Thursday, November 18, 2010

Bread. Good.

This week I finally made some whole wheat bread that tasted like real bread. OK, so the loaf spread out instead of up, but it had a really nice taste. Even Cheryl ate some, and she is a tough sell when it comes to food.

During the process we discovered that our oven wasn't cooking as hot as we thought--the bread recipe called for 450 degrees, but the oven thermometer I bought (actually I bought two of them) showed that the temperature was only 375. (I found out how to calibrate it.)

My new bread book (thanks again, Gisah) describes how whole wheat flour contains the whole grain (gluten, germ and bran), while white flour has the nutritious germ and bran removed. The rise of popularity of the high-carbohydrate white flour (and the emergence of pretend foods like Wonder Bread and Twinkies) can be traced back nearly 100 years and to a simple fact: while flour has a longer shelf life than whole wheat, especially when certain chemical enzymes are added.

Like with countless other examples, our current food culture is the direct result of the corporate control of all food. Since white bread can be transported greater distances before it goes stale, it can be baked in a few big corporate bakeries instead of several local bakeries. Corporations can kiss my butt. (Oh, wait. I am one.)

Record extracts —

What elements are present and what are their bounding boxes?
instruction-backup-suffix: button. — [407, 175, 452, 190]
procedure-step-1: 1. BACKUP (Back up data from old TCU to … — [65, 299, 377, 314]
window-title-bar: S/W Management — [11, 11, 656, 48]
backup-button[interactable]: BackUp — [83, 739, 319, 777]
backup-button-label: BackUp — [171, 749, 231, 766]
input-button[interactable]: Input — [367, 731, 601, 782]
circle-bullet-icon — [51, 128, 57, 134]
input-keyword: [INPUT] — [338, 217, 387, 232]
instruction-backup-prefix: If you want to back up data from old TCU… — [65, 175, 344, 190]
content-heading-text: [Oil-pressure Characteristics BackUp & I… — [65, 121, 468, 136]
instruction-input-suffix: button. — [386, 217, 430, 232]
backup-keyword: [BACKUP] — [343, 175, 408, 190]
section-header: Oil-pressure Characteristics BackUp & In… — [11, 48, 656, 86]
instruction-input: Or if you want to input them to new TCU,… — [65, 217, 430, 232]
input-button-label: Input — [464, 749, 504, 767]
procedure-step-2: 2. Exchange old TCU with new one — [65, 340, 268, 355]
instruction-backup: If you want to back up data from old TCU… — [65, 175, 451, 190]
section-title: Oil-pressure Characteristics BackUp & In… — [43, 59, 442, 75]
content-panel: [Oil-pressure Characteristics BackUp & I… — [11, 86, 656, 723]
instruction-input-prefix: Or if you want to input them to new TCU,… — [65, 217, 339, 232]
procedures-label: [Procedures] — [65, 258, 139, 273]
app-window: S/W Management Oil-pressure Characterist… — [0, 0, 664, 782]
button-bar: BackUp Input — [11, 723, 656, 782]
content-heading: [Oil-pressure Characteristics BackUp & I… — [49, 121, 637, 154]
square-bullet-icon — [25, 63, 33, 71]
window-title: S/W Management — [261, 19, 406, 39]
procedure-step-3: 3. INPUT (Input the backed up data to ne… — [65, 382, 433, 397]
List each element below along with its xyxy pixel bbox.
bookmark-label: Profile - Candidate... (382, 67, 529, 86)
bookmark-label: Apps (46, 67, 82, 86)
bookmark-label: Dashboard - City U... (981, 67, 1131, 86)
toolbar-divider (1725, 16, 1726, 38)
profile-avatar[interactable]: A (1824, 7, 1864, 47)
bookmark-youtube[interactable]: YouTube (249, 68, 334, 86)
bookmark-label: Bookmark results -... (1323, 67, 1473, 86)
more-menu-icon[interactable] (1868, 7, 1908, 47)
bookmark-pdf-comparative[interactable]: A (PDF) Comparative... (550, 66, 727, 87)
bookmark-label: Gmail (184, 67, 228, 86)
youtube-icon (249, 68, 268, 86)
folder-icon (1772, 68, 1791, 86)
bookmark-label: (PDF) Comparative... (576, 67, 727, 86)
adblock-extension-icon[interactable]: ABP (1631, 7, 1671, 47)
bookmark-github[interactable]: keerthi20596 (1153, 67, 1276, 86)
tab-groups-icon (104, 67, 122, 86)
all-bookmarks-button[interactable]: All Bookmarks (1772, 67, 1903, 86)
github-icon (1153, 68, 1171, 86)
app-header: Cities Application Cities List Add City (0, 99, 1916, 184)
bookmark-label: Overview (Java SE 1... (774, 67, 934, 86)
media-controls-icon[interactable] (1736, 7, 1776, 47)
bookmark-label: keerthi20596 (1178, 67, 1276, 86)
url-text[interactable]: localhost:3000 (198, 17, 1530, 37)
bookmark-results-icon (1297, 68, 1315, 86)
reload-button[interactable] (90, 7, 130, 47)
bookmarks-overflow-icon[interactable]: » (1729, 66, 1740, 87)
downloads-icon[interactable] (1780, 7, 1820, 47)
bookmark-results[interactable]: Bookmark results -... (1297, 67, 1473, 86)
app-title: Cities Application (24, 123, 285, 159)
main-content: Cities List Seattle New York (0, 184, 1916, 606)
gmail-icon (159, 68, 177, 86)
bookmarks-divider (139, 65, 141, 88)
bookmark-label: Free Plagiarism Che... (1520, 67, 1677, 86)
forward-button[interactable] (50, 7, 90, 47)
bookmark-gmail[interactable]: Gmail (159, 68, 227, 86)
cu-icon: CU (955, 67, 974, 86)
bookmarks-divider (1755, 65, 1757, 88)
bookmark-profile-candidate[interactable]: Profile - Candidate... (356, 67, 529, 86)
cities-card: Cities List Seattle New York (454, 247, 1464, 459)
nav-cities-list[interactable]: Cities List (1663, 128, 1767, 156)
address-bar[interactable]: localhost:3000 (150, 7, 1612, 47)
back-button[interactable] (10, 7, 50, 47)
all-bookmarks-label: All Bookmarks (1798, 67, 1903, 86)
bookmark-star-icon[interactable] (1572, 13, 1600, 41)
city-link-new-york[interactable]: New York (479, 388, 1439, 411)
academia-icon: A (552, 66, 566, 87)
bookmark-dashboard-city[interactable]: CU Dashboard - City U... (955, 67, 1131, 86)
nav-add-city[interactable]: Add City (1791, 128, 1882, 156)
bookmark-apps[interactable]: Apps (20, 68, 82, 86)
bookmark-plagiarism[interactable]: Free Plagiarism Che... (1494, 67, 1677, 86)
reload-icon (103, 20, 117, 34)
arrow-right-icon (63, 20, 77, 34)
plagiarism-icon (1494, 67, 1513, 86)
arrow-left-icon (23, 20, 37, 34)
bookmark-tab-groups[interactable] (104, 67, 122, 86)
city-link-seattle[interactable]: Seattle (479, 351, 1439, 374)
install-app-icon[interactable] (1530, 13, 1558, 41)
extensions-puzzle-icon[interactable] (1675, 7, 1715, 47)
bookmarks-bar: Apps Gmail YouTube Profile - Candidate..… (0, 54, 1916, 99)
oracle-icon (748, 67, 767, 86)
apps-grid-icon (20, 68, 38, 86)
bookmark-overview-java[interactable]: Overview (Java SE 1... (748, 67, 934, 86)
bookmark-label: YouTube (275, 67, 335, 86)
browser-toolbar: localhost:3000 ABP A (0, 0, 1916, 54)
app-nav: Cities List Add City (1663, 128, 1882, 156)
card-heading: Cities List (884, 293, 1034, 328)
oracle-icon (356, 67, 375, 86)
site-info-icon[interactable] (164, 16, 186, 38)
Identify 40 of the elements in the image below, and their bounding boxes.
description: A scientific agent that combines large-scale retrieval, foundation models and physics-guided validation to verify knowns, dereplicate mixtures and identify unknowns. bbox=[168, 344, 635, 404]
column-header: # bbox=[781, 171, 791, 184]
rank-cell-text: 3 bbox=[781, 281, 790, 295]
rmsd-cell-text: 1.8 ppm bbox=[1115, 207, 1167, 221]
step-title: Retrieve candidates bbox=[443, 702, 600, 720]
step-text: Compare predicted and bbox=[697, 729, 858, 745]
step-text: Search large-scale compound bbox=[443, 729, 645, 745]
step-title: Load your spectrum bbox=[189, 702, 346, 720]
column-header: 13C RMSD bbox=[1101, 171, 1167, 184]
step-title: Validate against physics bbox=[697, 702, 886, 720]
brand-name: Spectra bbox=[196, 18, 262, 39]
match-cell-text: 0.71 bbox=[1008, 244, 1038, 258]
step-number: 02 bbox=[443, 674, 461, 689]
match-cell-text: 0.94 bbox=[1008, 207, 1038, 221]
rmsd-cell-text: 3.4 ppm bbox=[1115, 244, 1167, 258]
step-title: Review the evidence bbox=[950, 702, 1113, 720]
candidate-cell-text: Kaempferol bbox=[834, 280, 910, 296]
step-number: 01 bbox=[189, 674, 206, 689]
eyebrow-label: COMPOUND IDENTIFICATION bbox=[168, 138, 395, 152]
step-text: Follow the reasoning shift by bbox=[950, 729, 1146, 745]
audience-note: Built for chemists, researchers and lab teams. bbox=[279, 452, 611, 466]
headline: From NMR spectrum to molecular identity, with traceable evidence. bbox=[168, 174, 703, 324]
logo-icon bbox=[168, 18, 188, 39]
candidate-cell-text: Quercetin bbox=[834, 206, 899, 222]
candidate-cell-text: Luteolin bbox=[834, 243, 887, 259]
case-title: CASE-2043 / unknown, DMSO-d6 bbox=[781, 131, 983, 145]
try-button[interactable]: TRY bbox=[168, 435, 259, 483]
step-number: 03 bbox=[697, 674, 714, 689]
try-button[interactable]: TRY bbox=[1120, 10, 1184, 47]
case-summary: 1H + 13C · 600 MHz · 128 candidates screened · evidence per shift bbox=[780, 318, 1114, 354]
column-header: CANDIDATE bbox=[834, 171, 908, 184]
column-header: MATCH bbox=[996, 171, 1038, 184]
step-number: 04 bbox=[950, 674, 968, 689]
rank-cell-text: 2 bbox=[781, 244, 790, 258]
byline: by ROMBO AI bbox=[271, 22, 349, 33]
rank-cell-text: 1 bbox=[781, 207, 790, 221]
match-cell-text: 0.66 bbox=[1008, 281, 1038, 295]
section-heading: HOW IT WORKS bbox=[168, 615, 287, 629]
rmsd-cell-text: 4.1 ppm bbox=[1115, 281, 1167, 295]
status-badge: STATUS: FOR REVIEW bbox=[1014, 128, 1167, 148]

Task objective — Translate this sentence from the post about whole wheat bread into Spanish: "Since white bread can be transported greater distances before it goes stale, it can be baked in a few big corporate bakeries instead of several local bakeries."

Solution below — Como el pan blanco puede transportarse a mayores distancias antes de ponerse duro, puede hornearse en unas pocas grandes panaderías corporativas en lugar de en varias panaderías locales.